"""

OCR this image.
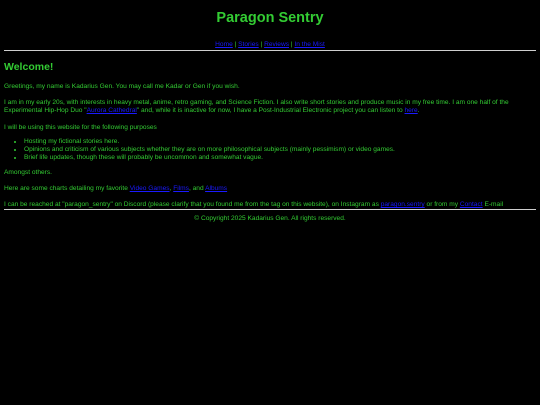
Paragon Sentry
Home | Stories | Reviews | In the Mist
Welcome!

Greetings, my name is Kadarius Gen. You may call me Kadar or Gen if you wish.

I am in my early 20s, with interests in heavy metal, anime, retro gaming, and Science Fiction. I also write short stories and produce music in my free time. I am one half of the Experimental Hip-Hop Duo "Aurora Cathedral" and, while it is inactive for now, I have a Post-Industrial Electronic project you can listen to here.

I will be using this website for the following purposes

• Hosting my fictional stories here.
• Opinions and criticism of various subjects whether they are on more philosophical subjects (mainly pessimism) or video games.
• Brief life updates, though these will probably be uncommon and somewhat vague.

Amongst others.

Here are some charts detailing my favorite Video Games, Films, and Albums

I can be reached at "paragon_sentry" on Discord (please clarify that you found me from the tag on this website), on Instagram as paragon.sentry or from my Contact E-mail

© Copyright 2025 Kadarius Gen. All rights reserved.
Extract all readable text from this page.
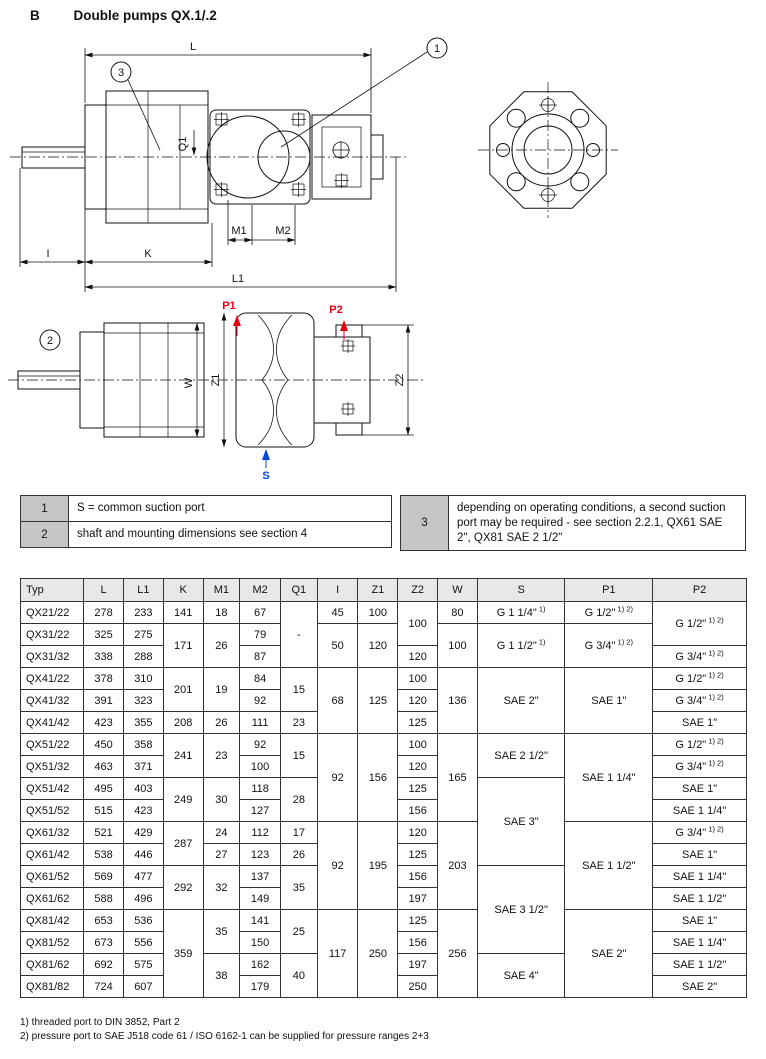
B	Double pumps QX.1/.2
L
Q1
M1	M2
I	K
L1
1
3
W Z1	Z2
2
P1	P2
S
1	S = common suction port
2	shaft and mounting dimensions see section 4
3
depending on operating conditions, a second suction port may be required - see section 2.2.1, QX61 SAE 2", QX81 SAE 2 1/2"
Typ	L	L1	K	M1	M2	Q1	I	Z1	Z2	W	S	P1	P2
QX21/22	278	233	141	18	67	-	45	100	100	80	G 1 1/4" $^{1)}$	G 1/2" $^{1) 2)}$	G 1/2" $^{1) 2)}$
QX31/22	325	275	171	26	79		50	120		100	G 1 1/2" $^{1)}$	G 3/4" $^{1) 2)}$
QX31/32	338	288			87				120				G 3/4" $^{1) 2)}$
QX41/22	378	310	201	19	84	15	68	125	100	136	SAE 2"	SAE 1"	G 1/2" $^{1) 2)}$
QX41/32	391	323			92				120				G 3/4" $^{1) 2)}$
QX41/42	423	355	208	26	111	23			125				SAE 1"
QX51/22	450	358	241	23	92	15	92	156	100	165	SAE 2 1/2"	SAE 1 1/4"	G 1/2" $^{1) 2)}$
QX51/32	463	371			100				120				G 3/4" $^{1) 2)}$
QX51/42	495	403	249	30	118	28			125		SAE 3"		SAE 1"
QX51/52	515	423			127				156				SAE 1 1/4"
QX61/32	521	429	287	24	112	17	92	195	120	203		SAE 1 1/2"	G 3/4" $^{1) 2)}$
QX61/42	538	446		27	123	26			125				SAE 1"
QX61/52	569	477	292	32	137	35			156		SAE 3 1/2"		SAE 1 1/4"
QX61/62	588	496			149				197				SAE 1 1/2"
QX81/42	653	536	359	35	141	25	117	250	125	256		SAE 2"	SAE 1"
QX81/52	673	556			150				156				SAE 1 1/4"
QX81/62	692	575		38	162	40			197		SAE 4"		SAE 1 1/2"
QX81/82	724	607			179				250				SAE 2"
1) threaded port to DIN 3852, Part 2
2) pressure port to SAE J518 code 61 / ISO 6162-1 can be supplied for pressure ranges 2+3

"""

**WHAT YOU SHOULD DO:** Make an exact copy of the data above, pictures excluded.

**ANSWER TO THIS TASK:**
OCR this image.
Paragon Sentry
Home | Stories | Reviews | In the Mist
Welcome!

Greetings, my name is Kadarius Gen. You may call me Kadar or Gen if you wish.

I am in my early 20s, with interests in heavy metal, anime, retro gaming, and Science Fiction. I also write short stories and produce music in my free time. I am one half of the Experimental Hip-Hop Duo "Aurora Cathedral" and, while it is inactive for now, I have a Post-Industrial Electronic project you can listen to here.

I will be using this website for the following purposes

• Hosting my fictional stories here.
• Opinions and criticism of various subjects whether they are on more philosophical subjects (mainly pessimism) or video games.
• Brief life updates, though these will probably be uncommon and somewhat vague.

Amongst others.

Here are some charts detailing my favorite Video Games, Films, and Albums

I can be reached at "paragon_sentry" on Discord (please clarify that you found me from the tag on this website), on Instagram as paragon.sentry or from my Contact E-mail

© Copyright 2025 Kadarius Gen. All rights reserved.
Extract all readable text from this page.
B	Double pumps QX.1/.2
L
Q1
M1	M2
I	K
L1
1
3
W Z1	Z2
2
P1	P2
S
1	S = common suction port
2	shaft and mounting dimensions see section 4
3
depending on operating conditions, a second suction port may be required - see section 2.2.1, QX61 SAE 2", QX81 SAE 2 1/2"
Typ	L	L1	K	M1	M2	Q1	I	Z1	Z2	W	S	P1	P2
QX21/22	278	233	141	18	67	-	45	100	100	80	G 1 1/4" $^{1)}$	G 1/2" $^{1) 2)}$	G 1/2" $^{1) 2)}$
QX31/22	325	275	171	26	79		50	120		100	G 1 1/2" $^{1)}$	G 3/4" $^{1) 2)}$
QX31/32	338	288			87				120				G 3/4" $^{1) 2)}$
QX41/22	378	310	201	19	84	15	68	125	100	136	SAE 2"	SAE 1"	G 1/2" $^{1) 2)}$
QX41/32	391	323			92				120				G 3/4" $^{1) 2)}$
QX41/42	423	355	208	26	111	23			125				SAE 1"
QX51/22	450	358	241	23	92	15	92	156	100	165	SAE 2 1/2"	SAE 1 1/4"	G 1/2" $^{1) 2)}$
QX51/32	463	371			100				120				G 3/4" $^{1) 2)}$
QX51/42	495	403	249	30	118	28			125		SAE 3"		SAE 1"
QX51/52	515	423			127				156				SAE 1 1/4"
QX61/32	521	429	287	24	112	17	92	195	120	203		SAE 1 1/2"	G 3/4" $^{1) 2)}$
QX61/42	538	446		27	123	26			125				SAE 1"
QX61/52	569	477	292	32	137	35			156		SAE 3 1/2"		SAE 1 1/4"
QX61/62	588	496			149				197				SAE 1 1/2"
QX81/42	653	536	359	35	141	25	117	250	125	256		SAE 2"	SAE 1"
QX81/52	673	556			150				156				SAE 1 1/4"
QX81/62	692	575		38	162	40			197		SAE 4"		SAE 1 1/2"
QX81/82	724	607			179				250				SAE 2"
1) threaded port to DIN 3852, Part 2
2) pressure port to SAE J518 code 61 / ISO 6162-1 can be supplied for pressure ranges 2+3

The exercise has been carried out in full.